### Information shown:
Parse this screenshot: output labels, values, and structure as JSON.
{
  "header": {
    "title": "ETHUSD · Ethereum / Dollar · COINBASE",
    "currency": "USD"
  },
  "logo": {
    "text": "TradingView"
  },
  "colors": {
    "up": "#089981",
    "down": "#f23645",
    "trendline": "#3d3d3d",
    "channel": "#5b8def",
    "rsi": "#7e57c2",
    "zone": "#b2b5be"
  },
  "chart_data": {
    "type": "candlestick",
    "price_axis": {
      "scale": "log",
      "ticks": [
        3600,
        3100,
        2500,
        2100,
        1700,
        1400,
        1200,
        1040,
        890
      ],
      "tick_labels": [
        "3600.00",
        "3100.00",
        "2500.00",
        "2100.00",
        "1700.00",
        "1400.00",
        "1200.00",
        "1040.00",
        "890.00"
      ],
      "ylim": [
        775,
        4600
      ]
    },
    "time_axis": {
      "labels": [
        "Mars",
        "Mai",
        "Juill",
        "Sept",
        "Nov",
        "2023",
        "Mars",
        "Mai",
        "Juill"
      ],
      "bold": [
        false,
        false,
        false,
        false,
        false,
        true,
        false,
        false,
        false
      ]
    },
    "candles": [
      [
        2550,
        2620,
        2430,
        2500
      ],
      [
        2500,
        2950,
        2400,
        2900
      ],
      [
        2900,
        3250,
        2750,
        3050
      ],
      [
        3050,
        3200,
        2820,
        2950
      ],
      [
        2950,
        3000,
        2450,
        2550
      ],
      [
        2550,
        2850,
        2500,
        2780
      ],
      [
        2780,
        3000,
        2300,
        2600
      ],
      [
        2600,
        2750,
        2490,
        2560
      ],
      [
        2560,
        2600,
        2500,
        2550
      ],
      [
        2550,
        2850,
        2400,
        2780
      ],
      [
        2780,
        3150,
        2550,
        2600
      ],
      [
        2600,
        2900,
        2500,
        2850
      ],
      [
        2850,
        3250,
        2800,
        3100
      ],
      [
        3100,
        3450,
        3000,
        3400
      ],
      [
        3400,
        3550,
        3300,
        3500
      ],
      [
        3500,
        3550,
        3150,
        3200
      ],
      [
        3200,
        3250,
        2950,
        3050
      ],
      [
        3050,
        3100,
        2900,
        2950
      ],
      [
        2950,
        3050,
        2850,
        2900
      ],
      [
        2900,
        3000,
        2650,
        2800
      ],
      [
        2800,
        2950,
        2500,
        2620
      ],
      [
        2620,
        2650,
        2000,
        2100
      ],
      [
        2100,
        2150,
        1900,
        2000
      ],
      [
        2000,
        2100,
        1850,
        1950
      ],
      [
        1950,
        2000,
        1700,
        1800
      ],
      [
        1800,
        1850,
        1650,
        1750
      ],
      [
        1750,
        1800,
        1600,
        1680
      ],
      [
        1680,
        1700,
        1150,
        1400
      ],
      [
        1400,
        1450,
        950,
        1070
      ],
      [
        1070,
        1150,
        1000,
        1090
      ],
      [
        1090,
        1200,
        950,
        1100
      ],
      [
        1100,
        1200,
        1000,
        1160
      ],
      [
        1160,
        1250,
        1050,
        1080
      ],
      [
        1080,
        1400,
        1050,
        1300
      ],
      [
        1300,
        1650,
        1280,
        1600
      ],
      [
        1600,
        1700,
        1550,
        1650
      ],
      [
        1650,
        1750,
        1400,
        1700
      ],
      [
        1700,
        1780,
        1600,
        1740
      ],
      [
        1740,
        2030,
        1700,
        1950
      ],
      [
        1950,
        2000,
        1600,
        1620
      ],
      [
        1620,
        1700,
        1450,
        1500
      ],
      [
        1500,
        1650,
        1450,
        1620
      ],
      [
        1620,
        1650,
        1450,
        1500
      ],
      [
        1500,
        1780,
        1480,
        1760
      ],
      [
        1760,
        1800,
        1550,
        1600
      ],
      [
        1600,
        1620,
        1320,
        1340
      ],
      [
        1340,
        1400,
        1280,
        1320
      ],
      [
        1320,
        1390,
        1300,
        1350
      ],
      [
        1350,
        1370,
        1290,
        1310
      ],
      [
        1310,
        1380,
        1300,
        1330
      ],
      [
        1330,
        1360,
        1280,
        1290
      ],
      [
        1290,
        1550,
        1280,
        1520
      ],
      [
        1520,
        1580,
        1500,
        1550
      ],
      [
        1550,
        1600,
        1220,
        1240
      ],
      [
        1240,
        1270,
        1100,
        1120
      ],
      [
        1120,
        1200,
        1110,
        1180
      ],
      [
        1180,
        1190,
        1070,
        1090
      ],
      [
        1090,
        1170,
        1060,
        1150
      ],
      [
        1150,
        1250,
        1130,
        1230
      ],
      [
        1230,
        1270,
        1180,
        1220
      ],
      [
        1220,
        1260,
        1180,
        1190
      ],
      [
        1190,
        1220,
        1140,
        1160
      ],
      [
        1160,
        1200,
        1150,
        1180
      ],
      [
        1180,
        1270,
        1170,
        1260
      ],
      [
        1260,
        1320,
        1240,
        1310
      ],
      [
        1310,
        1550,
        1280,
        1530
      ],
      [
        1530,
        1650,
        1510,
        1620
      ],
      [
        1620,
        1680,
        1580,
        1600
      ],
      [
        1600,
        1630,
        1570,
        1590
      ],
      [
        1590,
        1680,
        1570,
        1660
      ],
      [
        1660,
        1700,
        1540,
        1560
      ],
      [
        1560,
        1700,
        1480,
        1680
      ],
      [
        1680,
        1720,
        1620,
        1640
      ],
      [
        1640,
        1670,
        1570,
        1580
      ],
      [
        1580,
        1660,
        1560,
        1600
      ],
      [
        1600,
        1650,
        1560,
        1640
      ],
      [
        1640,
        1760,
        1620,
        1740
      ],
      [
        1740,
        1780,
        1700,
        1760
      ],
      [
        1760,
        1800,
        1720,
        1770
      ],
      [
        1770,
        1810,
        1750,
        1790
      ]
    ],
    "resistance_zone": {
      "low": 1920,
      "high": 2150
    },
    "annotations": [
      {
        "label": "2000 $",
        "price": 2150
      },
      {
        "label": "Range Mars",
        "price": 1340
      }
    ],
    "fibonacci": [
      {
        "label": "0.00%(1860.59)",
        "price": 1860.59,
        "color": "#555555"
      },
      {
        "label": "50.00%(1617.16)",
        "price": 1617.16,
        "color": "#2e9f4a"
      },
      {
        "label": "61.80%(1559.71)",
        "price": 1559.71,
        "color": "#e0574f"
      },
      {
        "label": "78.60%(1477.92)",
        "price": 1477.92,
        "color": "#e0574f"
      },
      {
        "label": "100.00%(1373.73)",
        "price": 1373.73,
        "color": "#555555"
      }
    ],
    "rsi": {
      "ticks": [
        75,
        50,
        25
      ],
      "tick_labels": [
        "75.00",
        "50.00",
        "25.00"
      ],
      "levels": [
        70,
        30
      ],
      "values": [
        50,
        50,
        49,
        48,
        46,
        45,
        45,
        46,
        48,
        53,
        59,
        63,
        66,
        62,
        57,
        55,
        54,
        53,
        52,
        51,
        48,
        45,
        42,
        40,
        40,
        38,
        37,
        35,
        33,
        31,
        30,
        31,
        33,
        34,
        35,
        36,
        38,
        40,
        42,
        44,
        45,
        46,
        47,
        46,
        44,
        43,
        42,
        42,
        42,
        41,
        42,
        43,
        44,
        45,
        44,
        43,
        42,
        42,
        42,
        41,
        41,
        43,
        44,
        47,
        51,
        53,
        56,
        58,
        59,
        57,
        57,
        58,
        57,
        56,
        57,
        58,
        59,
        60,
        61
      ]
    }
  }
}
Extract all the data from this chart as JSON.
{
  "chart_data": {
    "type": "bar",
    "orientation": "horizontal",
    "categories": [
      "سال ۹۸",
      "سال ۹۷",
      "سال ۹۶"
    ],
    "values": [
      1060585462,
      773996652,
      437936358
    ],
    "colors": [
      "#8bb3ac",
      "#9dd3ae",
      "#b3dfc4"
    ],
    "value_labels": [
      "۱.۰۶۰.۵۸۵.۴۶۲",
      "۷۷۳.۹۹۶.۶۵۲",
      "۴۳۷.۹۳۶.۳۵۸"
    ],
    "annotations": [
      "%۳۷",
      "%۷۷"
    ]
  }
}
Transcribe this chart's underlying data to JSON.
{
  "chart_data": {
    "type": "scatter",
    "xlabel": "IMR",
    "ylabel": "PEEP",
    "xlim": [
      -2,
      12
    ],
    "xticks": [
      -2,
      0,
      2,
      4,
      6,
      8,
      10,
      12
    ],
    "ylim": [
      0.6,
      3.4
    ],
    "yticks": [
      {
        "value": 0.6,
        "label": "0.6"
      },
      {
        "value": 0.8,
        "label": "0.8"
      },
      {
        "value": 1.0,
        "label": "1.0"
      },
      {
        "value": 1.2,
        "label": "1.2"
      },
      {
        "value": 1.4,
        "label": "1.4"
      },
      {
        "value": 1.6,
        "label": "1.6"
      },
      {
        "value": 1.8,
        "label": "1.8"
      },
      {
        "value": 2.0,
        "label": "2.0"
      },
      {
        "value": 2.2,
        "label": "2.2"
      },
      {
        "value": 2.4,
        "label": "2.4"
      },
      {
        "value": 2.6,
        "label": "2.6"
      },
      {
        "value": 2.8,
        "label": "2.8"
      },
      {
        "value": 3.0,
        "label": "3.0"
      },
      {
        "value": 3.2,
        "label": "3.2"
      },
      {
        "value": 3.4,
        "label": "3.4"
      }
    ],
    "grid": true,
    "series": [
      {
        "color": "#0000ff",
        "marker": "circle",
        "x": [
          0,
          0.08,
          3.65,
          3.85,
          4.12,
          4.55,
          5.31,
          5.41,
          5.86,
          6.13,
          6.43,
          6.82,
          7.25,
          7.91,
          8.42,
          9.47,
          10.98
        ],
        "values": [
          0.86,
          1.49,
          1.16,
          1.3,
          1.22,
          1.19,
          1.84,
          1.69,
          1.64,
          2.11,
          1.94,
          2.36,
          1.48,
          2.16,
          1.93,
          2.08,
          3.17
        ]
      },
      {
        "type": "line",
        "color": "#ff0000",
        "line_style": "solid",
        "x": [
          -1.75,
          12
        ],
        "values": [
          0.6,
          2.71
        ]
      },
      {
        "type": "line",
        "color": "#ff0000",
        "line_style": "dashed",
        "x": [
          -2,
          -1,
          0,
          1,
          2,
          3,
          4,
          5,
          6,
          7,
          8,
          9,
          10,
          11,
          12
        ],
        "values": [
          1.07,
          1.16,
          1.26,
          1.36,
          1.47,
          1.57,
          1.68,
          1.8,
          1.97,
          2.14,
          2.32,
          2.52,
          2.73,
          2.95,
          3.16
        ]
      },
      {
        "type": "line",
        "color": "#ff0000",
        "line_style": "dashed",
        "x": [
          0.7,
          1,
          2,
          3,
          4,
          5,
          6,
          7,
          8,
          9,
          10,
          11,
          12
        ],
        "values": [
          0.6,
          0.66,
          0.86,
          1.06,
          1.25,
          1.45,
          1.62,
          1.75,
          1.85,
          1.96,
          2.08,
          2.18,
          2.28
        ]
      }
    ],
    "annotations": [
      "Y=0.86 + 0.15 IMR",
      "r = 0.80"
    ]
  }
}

### What to do:
Reproduce each line of the material containing the word "this".

### Expected answer:
Parse this screenshot: output labels, values, and structure as JSON.
Extract all the data from this chart as JSON.
Transcribe this chart's underlying data to JSON.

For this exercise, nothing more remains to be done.